Begin

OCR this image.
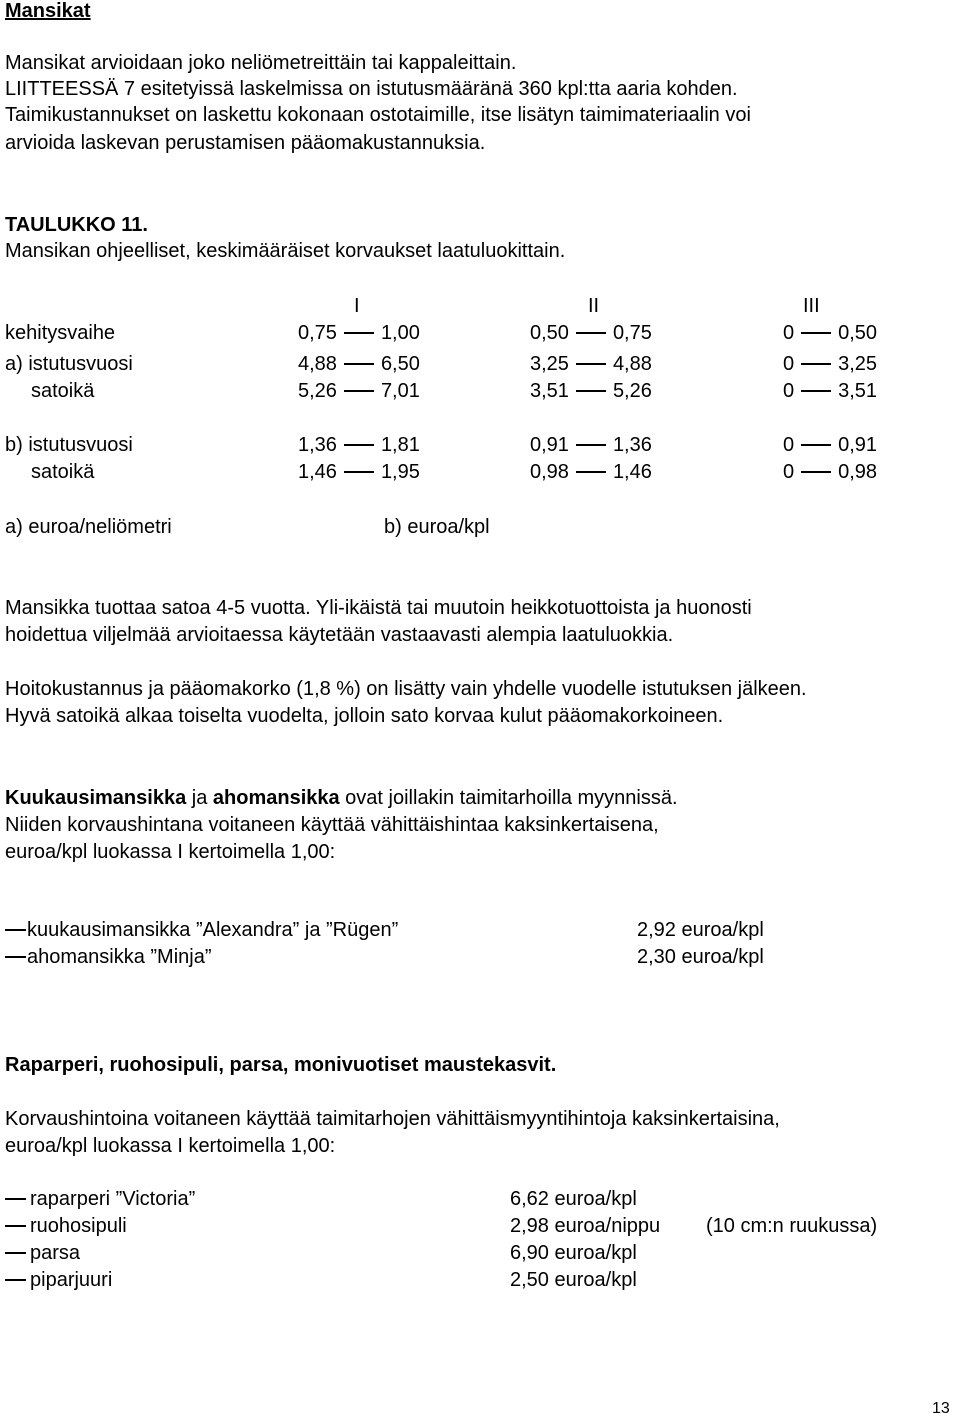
Mansikat
Mansikat arvioidaan joko neliömetreittäin tai kappaleittain.
LIITTEESSÄ 7 esitetyissä laskelmissa on istutusmääränä 360 kpl:tta aaria kohden.
Taimikustannukset on laskettu kokonaan ostotaimille, itse lisätyn taimimateriaalin voi
arvioida laskevan perustamisen pääomakustannuksia.
TAULUKKO 11.
Mansikan ohjeelliset, keskimääräiset korvaukset laatuluokittain.
I	II	III
kehitysvaihe	0,75 1,00	0,50 0,75	0 0,50
a) istutusvuosi	4,88 6,50	3,25 4,88	0 3,25
satoikä	5,26 7,01	3,51 5,26	0 3,51
b) istutusvuosi	1,36 1,81	0,91 1,36	0 0,91
satoikä	1,46 1,95	0,98 1,46	0 0,98
a) euroa/neliömetri	b) euroa/kpl
Mansikka tuottaa satoa 4-5 vuotta. Yli-ikäistä tai muutoin heikkotuottoista ja huonosti
hoidettua viljelmää arvioitaessa käytetään vastaavasti alempia laatuluokkia.
Hoitokustannus ja pääomakorko (1,8 %) on lisätty vain yhdelle vuodelle istutuksen jälkeen.
Hyvä satoikä alkaa toiselta vuodelta, jolloin sato korvaa kulut pääomakorkoineen.
Kuukausimansikka ja ahomansikka ovat joillakin taimitarhoilla myynnissä.
Niiden korvaushintana voitaneen käyttää vähittäishintaa kaksinkertaisena,
euroa/kpl luokassa I kertoimella 1,00:
kuukausimansikka ”Alexandra” ja ”Rügen”	2,92 euroa/kpl
ahomansikka ”Minja”	2,30 euroa/kpl
Raparperi, ruohosipuli, parsa, monivuotiset maustekasvit.
Korvaushintoina voitaneen käyttää taimitarhojen vähittäismyyntihintoja kaksinkertaisina,
euroa/kpl luokassa I kertoimella 1,00:
raparperi ”Victoria”	6,62 euroa/kpl
ruohosipuli	2,98 euroa/nippu (10 cm:n ruukussa)
parsa	6,90 euroa/kpl
piparjuuri	2,50 euroa/kpl
13
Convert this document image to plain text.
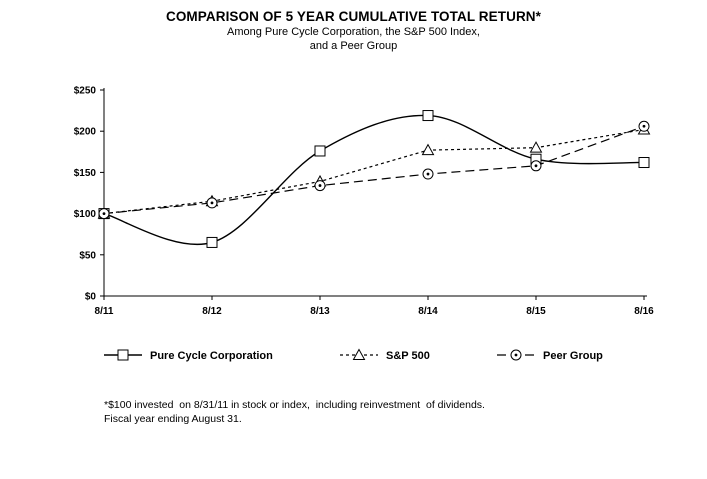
COMPARISON OF 5 YEAR CUMULATIVE TOTAL RETURN*
Among Pure Cycle Corporation, the S&P 500 Index,
and a Peer Group
$0
$50
$100
$150
$200
$250
8/11	8/12	8/13	8/14	8/15	8/16
Pure Cycle Corporation	S&P 500	Peer Group
*$100 invested  on 8/31/11 in stock or index,  including reinvestment  of dividends.
Fiscal year ending August 31.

End

THE REQUEST ▸ Extract the lines beginning with the one that contains "Convert this document image to plain text." and ending with the last line of the listing. Keep them exact and drop the pictures.

REPLY TO THE EXERCISE ▸
Convert this document image to plain text.
COMPARISON OF 5 YEAR CUMULATIVE TOTAL RETURN*
Among Pure Cycle Corporation, the S&P 500 Index,
and a Peer Group
$0
$50
$100
$150
$200
$250
8/11	8/12	8/13	8/14	8/15	8/16
Pure Cycle Corporation	S&P 500	Peer Group
*$100 invested  on 8/31/11 in stock or index,  including reinvestment  of dividends.
Fiscal year ending August 31.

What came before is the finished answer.